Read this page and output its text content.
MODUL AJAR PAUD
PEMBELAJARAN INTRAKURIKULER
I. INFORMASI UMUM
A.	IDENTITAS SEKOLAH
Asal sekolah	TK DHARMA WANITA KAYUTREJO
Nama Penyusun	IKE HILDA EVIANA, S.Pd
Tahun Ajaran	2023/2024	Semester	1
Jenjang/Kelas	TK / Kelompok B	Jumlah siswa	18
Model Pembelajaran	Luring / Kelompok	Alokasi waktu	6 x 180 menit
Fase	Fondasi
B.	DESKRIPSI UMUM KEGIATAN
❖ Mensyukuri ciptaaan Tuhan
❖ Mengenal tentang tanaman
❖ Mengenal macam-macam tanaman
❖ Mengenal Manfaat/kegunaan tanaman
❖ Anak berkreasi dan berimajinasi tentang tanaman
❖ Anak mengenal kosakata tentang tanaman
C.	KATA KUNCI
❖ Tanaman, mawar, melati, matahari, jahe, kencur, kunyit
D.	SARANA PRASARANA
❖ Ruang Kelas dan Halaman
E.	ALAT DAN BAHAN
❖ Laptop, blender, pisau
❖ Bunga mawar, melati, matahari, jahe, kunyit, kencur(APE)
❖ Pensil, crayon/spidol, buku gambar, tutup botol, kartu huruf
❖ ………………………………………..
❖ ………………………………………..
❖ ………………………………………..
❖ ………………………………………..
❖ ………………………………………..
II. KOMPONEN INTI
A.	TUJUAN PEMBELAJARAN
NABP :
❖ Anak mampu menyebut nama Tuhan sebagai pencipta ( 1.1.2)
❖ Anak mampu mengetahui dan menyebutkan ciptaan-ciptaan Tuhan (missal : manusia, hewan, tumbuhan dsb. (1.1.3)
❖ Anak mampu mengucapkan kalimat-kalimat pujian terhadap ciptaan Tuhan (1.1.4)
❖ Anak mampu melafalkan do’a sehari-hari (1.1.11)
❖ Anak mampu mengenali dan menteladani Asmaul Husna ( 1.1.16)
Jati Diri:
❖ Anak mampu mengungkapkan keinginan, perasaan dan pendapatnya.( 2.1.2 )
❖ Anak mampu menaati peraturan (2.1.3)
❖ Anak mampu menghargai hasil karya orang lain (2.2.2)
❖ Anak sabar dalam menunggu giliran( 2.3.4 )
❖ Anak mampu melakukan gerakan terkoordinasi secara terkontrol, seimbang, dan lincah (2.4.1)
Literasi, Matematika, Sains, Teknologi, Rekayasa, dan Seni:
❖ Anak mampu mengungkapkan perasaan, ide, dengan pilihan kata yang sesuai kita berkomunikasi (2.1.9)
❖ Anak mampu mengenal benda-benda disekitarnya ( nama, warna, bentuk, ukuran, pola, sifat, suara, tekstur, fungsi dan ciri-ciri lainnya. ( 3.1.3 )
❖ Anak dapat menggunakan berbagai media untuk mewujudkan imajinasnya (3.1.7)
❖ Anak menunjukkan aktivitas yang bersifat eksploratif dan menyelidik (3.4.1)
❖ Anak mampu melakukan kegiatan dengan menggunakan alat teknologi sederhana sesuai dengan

======

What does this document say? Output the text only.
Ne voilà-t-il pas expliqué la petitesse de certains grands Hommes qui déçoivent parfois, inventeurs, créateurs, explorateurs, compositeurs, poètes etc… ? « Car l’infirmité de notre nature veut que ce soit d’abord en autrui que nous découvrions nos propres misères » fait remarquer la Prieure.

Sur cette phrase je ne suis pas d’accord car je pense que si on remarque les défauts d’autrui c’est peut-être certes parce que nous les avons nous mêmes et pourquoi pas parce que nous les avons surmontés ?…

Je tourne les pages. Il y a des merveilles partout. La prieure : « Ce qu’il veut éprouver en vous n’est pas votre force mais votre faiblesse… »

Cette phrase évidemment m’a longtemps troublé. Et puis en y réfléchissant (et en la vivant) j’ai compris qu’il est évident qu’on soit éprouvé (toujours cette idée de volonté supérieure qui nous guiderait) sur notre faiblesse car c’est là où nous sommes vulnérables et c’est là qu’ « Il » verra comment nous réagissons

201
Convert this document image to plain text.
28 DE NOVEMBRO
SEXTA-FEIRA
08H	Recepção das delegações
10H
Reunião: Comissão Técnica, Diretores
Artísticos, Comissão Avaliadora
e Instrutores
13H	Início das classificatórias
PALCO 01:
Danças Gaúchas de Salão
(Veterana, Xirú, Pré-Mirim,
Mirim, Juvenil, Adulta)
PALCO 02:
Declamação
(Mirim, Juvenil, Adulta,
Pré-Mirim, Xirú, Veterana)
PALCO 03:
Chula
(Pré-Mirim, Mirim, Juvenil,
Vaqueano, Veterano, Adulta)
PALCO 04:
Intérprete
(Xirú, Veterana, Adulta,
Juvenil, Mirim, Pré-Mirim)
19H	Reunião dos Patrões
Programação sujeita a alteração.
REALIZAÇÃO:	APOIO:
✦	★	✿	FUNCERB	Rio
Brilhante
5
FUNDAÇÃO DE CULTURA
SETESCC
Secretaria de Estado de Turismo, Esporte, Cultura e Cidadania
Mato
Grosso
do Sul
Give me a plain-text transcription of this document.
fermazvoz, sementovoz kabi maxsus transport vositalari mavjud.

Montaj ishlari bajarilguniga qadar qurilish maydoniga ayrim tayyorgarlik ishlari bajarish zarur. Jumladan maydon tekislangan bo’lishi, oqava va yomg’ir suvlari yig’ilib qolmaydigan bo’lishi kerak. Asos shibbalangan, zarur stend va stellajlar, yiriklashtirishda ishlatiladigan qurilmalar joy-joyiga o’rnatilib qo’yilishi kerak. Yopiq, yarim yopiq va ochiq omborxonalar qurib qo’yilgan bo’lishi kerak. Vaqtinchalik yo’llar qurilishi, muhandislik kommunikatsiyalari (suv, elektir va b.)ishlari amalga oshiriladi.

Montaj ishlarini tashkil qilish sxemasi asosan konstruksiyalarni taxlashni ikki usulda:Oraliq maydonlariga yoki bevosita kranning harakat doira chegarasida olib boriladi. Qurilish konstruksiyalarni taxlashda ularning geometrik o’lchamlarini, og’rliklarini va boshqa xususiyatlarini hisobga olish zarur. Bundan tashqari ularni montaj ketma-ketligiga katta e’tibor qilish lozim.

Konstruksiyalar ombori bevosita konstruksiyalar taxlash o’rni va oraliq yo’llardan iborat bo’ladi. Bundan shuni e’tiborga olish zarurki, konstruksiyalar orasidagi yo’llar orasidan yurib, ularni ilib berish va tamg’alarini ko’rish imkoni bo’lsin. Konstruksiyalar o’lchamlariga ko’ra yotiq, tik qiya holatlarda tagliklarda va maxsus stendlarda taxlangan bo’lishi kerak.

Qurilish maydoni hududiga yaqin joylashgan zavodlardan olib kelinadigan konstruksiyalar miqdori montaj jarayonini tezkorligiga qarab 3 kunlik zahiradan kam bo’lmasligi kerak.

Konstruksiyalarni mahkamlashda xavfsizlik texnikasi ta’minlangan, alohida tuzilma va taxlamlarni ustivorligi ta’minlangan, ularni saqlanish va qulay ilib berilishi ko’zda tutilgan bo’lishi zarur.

======

Work out how many lines in the records above contain the word "Kelompok", and reply with that number alone.

2